• _Document text_:
Here's where we'll be precise rather than promotional: rebuilding a stale document is opt-in per document, and when it does rebuild, it re-runs generation but carries the author's prior edits forward and re-stamps translations as stale so nothing silently strands in the wrong language. For documents that aren't opted into auto-rebuild, the change surfaces as a "sources updated" state and a one-click regenerate. We'd rather tell you exactly what moved than silently re-author a deck you were about to send.

The pattern: LLM authors, deterministic code governs

Step back and the architecture has a shape. An LLM appears in exactly three places: it drafts candidate claims out of your sources (which a human then approves), it authors the narrative prose when a document is compiled, and it serves as a final blind adversarial auditor. Everything that governs correctness — the readiness predicate, all four gates, the hashing, the stale-flagging — is deterministic code.

An LLM proposes — drafting claims, writing prose, running a blind audit — while deterministic code disposes: the readiness predicate, four gates, cross-surface consistency, and the staleness loop.

The model proposes; deterministic code disposes.

This is deliberate. Deterministic gates are inspectable, testable, and identical for every account. A model's judgment about whether two claims contradict is a coin flip you can't unit-test; a Jaccard-plus-numeric-signature comparison is a function with a fixed output you can pin down in CI. So we push all the authoring creativity to the model and keep all the governance judgment in code the model can't talk its way past.

New: catching contradictions at the source

The cross-surface consistency check (gate 3) is powerful, but it fires late — at send time, over the claims a document happens to cite. That leaves a window: a contradictory fact can enter the library and sit there, correct-looking, until some future send trips over it.

So we recently moved the same deterministic contradiction detector upstream, to the moment a claim is authored or edited. When you approve a new claim, we compare it against the existing generation-ready claims in the same governed context. If your new "99.95% uptime" disagrees with an approved "99.9% uptime" for the same product line, you find out then — at the single source — instead of three decks later.

Stored records
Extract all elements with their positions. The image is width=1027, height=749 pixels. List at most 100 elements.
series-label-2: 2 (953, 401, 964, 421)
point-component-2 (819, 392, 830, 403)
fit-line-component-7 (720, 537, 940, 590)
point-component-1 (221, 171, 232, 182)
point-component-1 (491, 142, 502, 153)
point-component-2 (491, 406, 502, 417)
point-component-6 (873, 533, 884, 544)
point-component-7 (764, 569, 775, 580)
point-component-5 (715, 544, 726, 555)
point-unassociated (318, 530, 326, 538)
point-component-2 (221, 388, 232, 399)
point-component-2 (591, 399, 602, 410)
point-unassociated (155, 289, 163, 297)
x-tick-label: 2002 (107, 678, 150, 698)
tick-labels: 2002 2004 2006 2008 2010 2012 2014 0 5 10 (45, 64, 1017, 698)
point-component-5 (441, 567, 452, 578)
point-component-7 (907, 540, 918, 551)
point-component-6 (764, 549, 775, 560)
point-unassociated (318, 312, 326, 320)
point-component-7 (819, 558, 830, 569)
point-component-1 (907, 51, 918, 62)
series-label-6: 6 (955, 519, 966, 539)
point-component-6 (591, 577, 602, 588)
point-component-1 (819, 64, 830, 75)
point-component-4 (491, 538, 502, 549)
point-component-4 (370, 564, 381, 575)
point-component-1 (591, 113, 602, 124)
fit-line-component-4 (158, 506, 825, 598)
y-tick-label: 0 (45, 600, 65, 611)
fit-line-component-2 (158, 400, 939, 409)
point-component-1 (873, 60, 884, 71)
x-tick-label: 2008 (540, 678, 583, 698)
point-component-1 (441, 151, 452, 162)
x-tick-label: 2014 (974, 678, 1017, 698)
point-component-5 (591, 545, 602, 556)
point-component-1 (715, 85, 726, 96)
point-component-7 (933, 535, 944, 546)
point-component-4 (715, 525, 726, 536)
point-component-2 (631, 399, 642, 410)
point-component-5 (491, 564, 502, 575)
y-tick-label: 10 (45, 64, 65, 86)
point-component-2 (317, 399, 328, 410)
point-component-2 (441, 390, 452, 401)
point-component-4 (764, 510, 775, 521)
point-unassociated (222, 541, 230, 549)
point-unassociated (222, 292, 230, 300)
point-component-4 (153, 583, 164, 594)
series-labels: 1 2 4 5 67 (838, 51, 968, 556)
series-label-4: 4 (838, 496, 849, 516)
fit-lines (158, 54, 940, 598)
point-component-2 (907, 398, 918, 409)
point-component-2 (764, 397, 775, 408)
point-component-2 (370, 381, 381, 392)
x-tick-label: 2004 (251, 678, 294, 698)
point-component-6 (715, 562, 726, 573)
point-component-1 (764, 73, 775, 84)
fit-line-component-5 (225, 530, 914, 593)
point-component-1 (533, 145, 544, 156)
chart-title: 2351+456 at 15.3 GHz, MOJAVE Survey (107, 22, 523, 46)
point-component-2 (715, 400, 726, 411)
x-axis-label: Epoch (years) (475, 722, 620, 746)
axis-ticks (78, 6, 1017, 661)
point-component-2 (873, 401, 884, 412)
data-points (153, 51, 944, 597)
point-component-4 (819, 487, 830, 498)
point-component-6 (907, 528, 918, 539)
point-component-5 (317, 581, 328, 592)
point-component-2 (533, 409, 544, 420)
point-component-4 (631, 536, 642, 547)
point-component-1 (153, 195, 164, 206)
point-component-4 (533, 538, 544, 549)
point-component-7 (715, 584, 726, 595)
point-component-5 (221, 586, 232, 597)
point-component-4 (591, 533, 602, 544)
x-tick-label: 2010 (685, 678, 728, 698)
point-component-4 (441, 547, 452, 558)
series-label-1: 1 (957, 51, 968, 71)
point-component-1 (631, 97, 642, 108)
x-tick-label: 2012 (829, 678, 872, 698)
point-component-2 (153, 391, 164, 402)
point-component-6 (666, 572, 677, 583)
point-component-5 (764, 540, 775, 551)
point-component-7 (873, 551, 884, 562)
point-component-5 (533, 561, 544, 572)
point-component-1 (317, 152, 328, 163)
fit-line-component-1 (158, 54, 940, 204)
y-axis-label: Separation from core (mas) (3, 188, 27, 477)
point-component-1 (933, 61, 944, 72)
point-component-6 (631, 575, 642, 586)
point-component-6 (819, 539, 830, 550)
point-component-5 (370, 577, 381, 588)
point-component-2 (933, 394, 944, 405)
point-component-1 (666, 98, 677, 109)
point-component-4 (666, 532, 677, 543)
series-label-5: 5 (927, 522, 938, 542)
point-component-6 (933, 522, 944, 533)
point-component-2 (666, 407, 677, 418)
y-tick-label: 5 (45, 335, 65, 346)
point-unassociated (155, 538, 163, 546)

• _Your tasks_:
(a) Output the passage of the text on deterministic governance from "New: catching contradictions" to "three decks later.".
(b) According to the text on deterministic governance, in how many places does an LLM appear in the architecture?
The rows are material separate from the text on deterministic governance.

• _Completed exercise_:
(a)
New: catching contradictions at the source

The cross-surface consistency check (gate 3) is powerful, but it fires late — at send time, over the claims a document happens to cite. That leaves a window: a contradictory fact can enter the library and sit there, correct-looking, until some future send trips over it.

So we recently moved the same deterministic contradiction detector upstream, to the moment a claim is authored or edited. When you approve a new claim, we compare it against the existing generation-ready claims in the same governed context. If your new "99.95% uptime" disagrees with an approved "99.9% uptime" for the same product line, you find out then — at the single source — instead of three decks later.

(b) Three places.